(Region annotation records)

>>

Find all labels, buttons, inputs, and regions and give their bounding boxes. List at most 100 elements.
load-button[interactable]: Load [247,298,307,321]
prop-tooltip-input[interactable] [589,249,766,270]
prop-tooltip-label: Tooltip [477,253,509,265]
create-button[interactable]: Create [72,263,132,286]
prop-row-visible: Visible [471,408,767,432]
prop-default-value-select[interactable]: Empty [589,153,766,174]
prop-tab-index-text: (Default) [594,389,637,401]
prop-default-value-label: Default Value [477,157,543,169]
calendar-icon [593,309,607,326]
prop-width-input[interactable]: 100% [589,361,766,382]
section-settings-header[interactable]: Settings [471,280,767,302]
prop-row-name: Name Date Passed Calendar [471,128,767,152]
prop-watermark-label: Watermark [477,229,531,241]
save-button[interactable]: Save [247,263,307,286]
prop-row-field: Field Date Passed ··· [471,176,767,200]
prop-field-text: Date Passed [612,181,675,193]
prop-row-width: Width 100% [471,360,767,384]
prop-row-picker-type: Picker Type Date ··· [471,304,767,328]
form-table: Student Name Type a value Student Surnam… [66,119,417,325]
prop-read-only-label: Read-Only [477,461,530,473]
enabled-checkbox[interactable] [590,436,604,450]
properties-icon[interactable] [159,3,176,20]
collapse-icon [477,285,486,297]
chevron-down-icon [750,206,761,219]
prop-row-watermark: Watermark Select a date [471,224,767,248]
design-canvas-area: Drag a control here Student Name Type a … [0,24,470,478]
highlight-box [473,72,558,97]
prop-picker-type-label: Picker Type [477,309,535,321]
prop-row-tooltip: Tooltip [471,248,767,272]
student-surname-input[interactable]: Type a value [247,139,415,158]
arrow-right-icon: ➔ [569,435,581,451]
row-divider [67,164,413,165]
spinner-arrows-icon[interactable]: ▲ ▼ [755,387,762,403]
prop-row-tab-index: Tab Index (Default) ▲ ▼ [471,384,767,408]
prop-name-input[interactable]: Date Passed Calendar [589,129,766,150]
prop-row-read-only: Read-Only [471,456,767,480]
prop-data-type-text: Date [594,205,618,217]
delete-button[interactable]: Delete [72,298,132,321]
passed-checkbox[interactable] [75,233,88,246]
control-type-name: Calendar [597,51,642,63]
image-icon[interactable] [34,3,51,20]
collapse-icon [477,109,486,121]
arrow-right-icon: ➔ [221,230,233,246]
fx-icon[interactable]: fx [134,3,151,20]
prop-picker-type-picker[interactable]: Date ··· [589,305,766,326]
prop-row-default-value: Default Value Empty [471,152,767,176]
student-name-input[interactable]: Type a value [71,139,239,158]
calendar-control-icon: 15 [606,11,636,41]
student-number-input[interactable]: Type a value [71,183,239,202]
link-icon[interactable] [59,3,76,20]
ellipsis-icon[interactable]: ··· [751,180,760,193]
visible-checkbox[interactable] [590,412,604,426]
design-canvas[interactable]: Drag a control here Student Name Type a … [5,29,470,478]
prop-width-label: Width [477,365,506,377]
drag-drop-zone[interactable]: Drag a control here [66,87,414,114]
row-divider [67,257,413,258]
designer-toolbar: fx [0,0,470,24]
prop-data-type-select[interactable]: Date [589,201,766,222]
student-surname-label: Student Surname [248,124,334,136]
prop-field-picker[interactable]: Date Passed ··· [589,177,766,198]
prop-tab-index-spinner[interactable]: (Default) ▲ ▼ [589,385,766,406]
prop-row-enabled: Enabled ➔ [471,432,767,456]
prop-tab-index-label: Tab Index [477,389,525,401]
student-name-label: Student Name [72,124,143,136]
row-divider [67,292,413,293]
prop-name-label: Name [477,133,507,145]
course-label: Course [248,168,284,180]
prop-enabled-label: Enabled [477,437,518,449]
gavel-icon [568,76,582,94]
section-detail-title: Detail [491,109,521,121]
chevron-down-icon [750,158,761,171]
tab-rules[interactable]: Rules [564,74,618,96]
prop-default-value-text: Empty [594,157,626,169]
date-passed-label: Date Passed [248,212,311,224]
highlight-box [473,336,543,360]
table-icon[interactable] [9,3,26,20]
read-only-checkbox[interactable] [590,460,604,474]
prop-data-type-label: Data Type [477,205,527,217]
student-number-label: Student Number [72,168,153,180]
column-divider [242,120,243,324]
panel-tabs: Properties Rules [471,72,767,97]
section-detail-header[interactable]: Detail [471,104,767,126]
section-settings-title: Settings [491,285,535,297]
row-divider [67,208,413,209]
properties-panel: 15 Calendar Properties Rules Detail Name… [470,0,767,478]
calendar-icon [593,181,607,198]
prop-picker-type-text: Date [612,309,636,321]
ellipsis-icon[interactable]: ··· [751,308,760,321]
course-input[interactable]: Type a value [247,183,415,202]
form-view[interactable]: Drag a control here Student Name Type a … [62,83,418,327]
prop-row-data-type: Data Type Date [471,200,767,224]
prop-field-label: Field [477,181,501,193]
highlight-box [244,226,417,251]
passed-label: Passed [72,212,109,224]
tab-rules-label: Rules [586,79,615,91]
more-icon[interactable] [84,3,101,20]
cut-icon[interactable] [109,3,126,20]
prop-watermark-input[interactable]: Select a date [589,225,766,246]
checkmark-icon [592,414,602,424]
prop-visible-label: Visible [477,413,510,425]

<<

_WRITTEN INSTRUCTION_
Lay out every one of the entries above as a numbered list, dropping any blank lines.

_FINISHED ANSWER_
1. Find all labels, buttons, inputs, and regions and give their bounding boxes. List at most 100 elements.
2. load-button[interactable]: Load [247,298,307,321]
3. prop-tooltip-input[interactable] [589,249,766,270]
4. prop-tooltip-label: Tooltip [477,253,509,265]
5. create-button[interactable]: Create [72,263,132,286]
6. prop-row-visible: Visible [471,408,767,432]
7. prop-default-value-select[interactable]: Empty [589,153,766,174]
8. prop-tab-index-text: (Default) [594,389,637,401]
9. prop-default-value-label: Default Value [477,157,543,169]
10. calendar-icon [593,309,607,326]
11. prop-width-input[interactable]: 100% [589,361,766,382]
12. section-settings-header[interactable]: Settings [471,280,767,302]
13. prop-row-name: Name Date Passed Calendar [471,128,767,152]
14. prop-watermark-label: Watermark [477,229,531,241]
15. save-button[interactable]: Save [247,263,307,286]
16. prop-row-field: Field Date Passed ··· [471,176,767,200]
17. prop-field-text: Date Passed [612,181,675,193]
18. prop-row-width: Width 100% [471,360,767,384]
19. prop-row-picker-type: Picker Type Date ··· [471,304,767,328]
20. form-table: Student Name Type a value Student Surnam… [66,119,417,325]
21. prop-read-only-label: Read-Only [477,461,530,473]
22. enabled-checkbox[interactable] [590,436,604,450]
23. properties-icon[interactable] [159,3,176,20]
24. collapse-icon [477,285,486,297]
25. chevron-down-icon [750,206,761,219]
26. prop-row-watermark: Watermark Select a date [471,224,767,248]
27. design-canvas-area: Drag a control here Student Name Type a … [0,24,470,478]
28. highlight-box [473,72,558,97]
29. prop-picker-type-label: Picker Type [477,309,535,321]
30. prop-row-tooltip: Tooltip [471,248,767,272]
31. student-surname-input[interactable]: Type a value [247,139,415,158]
32. arrow-right-icon: ➔ [569,435,581,451]
33. row-divider [67,164,413,165]
34. spinner-arrows-icon[interactable]: ▲ ▼ [755,387,762,403]
35. prop-row-tab-index: Tab Index (Default) ▲ ▼ [471,384,767,408]
36. prop-name-input[interactable]: Date Passed Calendar [589,129,766,150]
37. prop-row-read-only: Read-Only [471,456,767,480]
38. prop-data-type-text: Date [594,205,618,217]
39. delete-button[interactable]: Delete [72,298,132,321]
40. passed-checkbox[interactable] [75,233,88,246]
41. control-type-name: Calendar [597,51,642,63]
42. image-icon[interactable] [34,3,51,20]
43. collapse-icon [477,109,486,121]
44. arrow-right-icon: ➔ [221,230,233,246]
45. fx-icon[interactable]: fx [134,3,151,20]
46. prop-picker-type-picker[interactable]: Date ··· [589,305,766,326]
47. prop-row-default-value: Default Value Empty [471,152,767,176]
48. student-name-input[interactable]: Type a value [71,139,239,158]
49. calendar-control-icon: 15 [606,11,636,41]
50. student-number-input[interactable]: Type a value [71,183,239,202]
51. link-icon[interactable] [59,3,76,20]
52. ellipsis-icon[interactable]: ··· [751,180,760,193]
53. visible-checkbox[interactable] [590,412,604,426]
54. design-canvas[interactable]: Drag a control here Student Name Type a … [5,29,470,478]
55. prop-width-label: Width [477,365,506,377]
56. drag-drop-zone[interactable]: Drag a control here [66,87,414,114]
57. row-divider [67,257,413,258]
58. designer-toolbar: fx [0,0,470,24]
59. prop-data-type-select[interactable]: Date [589,201,766,222]
60. student-surname-label: Student Surname [248,124,334,136]
61. prop-field-picker[interactable]: Date Passed ··· [589,177,766,198]
62. prop-tab-index-spinner[interactable]: (Default) ▲ ▼ [589,385,766,406]
63. prop-row-enabled: Enabled ➔ [471,432,767,456]
64. prop-tab-index-label: Tab Index [477,389,525,401]
65. student-name-label: Student Name [72,124,143,136]
66. row-divider [67,292,413,293]
67. prop-name-label: Name [477,133,507,145]
68. course-label: Course [248,168,284,180]
69. prop-enabled-label: Enabled [477,437,518,449]
70. gavel-icon [568,76,582,94]
71. section-detail-title: Detail [491,109,521,121]
72. chevron-down-icon [750,158,761,171]
73. tab-rules[interactable]: Rules [564,74,618,96]
74. prop-default-value-text: Empty [594,157,626,169]
75. date-passed-label: Date Passed [248,212,311,224]
76. highlight-box [473,336,543,360]
77. table-icon[interactable] [9,3,26,20]
78. read-only-checkbox[interactable] [590,460,604,474]
79. prop-data-type-label: Data Type [477,205,527,217]
80. student-number-label: Student Number [72,168,153,180]
81. column-divider [242,120,243,324]
82. panel-tabs: Properties Rules [471,72,767,97]
83. section-detail-header[interactable]: Detail [471,104,767,126]
84. section-settings-title: Settings [491,285,535,297]
85. row-divider [67,208,413,209]
86. properties-panel: 15 Calendar Properties Rules Detail Name… [470,0,767,478]
87. calendar-icon [593,181,607,198]
88. prop-picker-type-text: Date [612,309,636,321]
89. ellipsis-icon[interactable]: ··· [751,308,760,321]
90. course-input[interactable]: Type a value [247,183,415,202]
91. form-view[interactable]: Drag a control here Student Name Type a … [62,83,418,327]
92. prop-row-data-type: Data Type Date [471,200,767,224]
93. prop-field-label: Field [477,181,501,193]
94. highlight-box [244,226,417,251]
95. passed-label: Passed [72,212,109,224]
96. tab-rules-label: Rules [586,79,615,91]
97. more-icon[interactable] [84,3,101,20]
98. cut-icon[interactable] [109,3,126,20]
99. prop-watermark-input[interactable]: Select a date [589,225,766,246]
100. checkmark-icon [592,414,602,424]
101. prop-visible-label: Visible [477,413,510,425]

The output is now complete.